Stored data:
------------------------------
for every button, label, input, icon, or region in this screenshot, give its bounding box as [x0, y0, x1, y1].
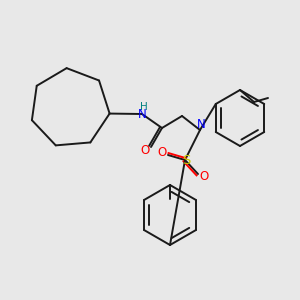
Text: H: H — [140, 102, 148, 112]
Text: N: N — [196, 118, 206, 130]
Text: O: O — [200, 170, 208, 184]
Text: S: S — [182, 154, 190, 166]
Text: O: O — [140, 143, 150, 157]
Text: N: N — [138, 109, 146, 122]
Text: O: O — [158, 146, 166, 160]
------------------------------
:: What is required ::
Copy every one of the lines above word for word, leaving out the picture.

:: Completed task ::
for every button, label, input, icon, or region in this screenshot, give its bounding box as [x0, y0, x1, y1].
Text: H: H — [140, 102, 148, 112]
Text: N: N — [196, 118, 206, 130]
Text: O: O — [200, 170, 208, 184]
Text: S: S — [182, 154, 190, 166]
Text: O: O — [140, 143, 150, 157]
Text: N: N — [138, 109, 146, 122]
Text: O: O — [158, 146, 166, 160]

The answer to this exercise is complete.